*WHAT THIS TASK INVOLVES*. Repeat each line word for word.

*INPUT FOR THIS TASK*.
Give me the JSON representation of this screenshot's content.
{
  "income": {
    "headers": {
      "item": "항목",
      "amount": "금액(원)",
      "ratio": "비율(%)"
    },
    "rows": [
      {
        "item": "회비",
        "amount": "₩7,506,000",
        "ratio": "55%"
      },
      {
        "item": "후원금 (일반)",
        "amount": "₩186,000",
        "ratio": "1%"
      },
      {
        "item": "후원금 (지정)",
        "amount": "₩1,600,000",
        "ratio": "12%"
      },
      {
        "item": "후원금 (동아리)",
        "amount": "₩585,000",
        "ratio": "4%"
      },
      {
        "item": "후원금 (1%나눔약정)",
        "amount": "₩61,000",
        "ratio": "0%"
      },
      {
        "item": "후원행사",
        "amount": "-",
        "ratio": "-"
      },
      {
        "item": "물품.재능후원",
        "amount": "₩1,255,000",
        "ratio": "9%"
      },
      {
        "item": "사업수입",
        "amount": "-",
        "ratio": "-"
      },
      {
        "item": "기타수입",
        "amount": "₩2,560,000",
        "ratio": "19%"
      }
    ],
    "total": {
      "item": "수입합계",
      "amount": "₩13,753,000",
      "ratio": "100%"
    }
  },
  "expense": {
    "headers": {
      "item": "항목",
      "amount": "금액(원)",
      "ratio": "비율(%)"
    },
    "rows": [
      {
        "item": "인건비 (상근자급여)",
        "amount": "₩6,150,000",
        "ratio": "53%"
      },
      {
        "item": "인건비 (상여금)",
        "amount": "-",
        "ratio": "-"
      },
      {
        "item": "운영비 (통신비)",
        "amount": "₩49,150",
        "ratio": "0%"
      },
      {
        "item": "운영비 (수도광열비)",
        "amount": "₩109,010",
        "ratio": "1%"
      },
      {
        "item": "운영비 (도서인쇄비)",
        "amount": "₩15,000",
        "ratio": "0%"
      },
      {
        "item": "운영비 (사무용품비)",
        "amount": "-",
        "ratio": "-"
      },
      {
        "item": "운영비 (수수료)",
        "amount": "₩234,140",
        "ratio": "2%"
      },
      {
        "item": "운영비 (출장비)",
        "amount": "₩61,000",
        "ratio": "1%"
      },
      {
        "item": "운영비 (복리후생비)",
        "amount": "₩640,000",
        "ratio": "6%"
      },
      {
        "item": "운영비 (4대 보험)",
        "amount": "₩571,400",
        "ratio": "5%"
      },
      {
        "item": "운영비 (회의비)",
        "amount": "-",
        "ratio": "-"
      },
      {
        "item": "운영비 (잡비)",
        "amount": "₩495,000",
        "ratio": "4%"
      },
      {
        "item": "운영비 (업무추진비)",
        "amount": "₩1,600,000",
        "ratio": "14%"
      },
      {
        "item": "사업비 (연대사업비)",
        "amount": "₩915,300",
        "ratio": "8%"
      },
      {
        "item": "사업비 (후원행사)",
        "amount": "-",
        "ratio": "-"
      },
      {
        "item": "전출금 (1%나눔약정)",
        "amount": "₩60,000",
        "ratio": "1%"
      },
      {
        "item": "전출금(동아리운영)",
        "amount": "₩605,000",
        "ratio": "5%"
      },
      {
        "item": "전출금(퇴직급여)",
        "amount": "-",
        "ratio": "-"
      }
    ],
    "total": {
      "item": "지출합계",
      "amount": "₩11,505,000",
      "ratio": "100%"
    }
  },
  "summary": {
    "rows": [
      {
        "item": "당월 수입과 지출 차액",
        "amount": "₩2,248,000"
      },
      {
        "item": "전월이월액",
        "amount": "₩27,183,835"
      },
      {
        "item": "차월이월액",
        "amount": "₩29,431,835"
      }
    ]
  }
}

*OUTPUT OF THE TASK*.
Give me the JSON representation of this screenshot's content.
{
  "income": {
    "headers": {
      "item": "항목",
      "amount": "금액(원)",
      "ratio": "비율(%)"
    },
    "rows": [
      {
        "item": "회비",
        "amount": "₩7,506,000",
        "ratio": "55%"
      },
      {
        "item": "후원금 (일반)",
        "amount": "₩186,000",
        "ratio": "1%"
      },
      {
        "item": "후원금 (지정)",
        "amount": "₩1,600,000",
        "ratio": "12%"
      },
      {
        "item": "후원금 (동아리)",
        "amount": "₩585,000",
        "ratio": "4%"
      },
      {
        "item": "후원금 (1%나눔약정)",
        "amount": "₩61,000",
        "ratio": "0%"
      },
      {
        "item": "후원행사",
        "amount": "-",
        "ratio": "-"
      },
      {
        "item": "물품.재능후원",
        "amount": "₩1,255,000",
        "ratio": "9%"
      },
      {
        "item": "사업수입",
        "amount": "-",
        "ratio": "-"
      },
      {
        "item": "기타수입",
        "amount": "₩2,560,000",
        "ratio": "19%"
      }
    ],
    "total": {
      "item": "수입합계",
      "amount": "₩13,753,000",
      "ratio": "100%"
    }
  },
  "expense": {
    "headers": {
      "item": "항목",
      "amount": "금액(원)",
      "ratio": "비율(%)"
    },
    "rows": [
      {
        "item": "인건비 (상근자급여)",
        "amount": "₩6,150,000",
        "ratio": "53%"
      },
      {
        "item": "인건비 (상여금)",
        "amount": "-",
        "ratio": "-"
      },
      {
        "item": "운영비 (통신비)",
        "amount": "₩49,150",
        "ratio": "0%"
      },
      {
        "item": "운영비 (수도광열비)",
        "amount": "₩109,010",
        "ratio": "1%"
      },
      {
        "item": "운영비 (도서인쇄비)",
        "amount": "₩15,000",
        "ratio": "0%"
      },
      {
        "item": "운영비 (사무용품비)",
        "amount": "-",
        "ratio": "-"
      },
      {
        "item": "운영비 (수수료)",
        "amount": "₩234,140",
        "ratio": "2%"
      },
      {
        "item": "운영비 (출장비)",
        "amount": "₩61,000",
        "ratio": "1%"
      },
      {
        "item": "운영비 (복리후생비)",
        "amount": "₩640,000",
        "ratio": "6%"
      },
      {
        "item": "운영비 (4대 보험)",
        "amount": "₩571,400",
        "ratio": "5%"
      },
      {
        "item": "운영비 (회의비)",
        "amount": "-",
        "ratio": "-"
      },
      {
        "item": "운영비 (잡비)",
        "amount": "₩495,000",
        "ratio": "4%"
      },
      {
        "item": "운영비 (업무추진비)",
        "amount": "₩1,600,000",
        "ratio": "14%"
      },
      {
        "item": "사업비 (연대사업비)",
        "amount": "₩915,300",
        "ratio": "8%"
      },
      {
        "item": "사업비 (후원행사)",
        "amount": "-",
        "ratio": "-"
      },
      {
        "item": "전출금 (1%나눔약정)",
        "amount": "₩60,000",
        "ratio": "1%"
      },
      {
        "item": "전출금(동아리운영)",
        "amount": "₩605,000",
        "ratio": "5%"
      },
      {
        "item": "전출금(퇴직급여)",
        "amount": "-",
        "ratio": "-"
      }
    ],
    "total": {
      "item": "지출합계",
      "amount": "₩11,505,000",
      "ratio": "100%"
    }
  },
  "summary": {
    "rows": [
      {
        "item": "당월 수입과 지출 차액",
        "amount": "₩2,248,000"
      },
      {
        "item": "전월이월액",
        "amount": "₩27,183,835"
      },
      {
        "item": "차월이월액",
        "amount": "₩29,431,835"
      }
    ]
  }
}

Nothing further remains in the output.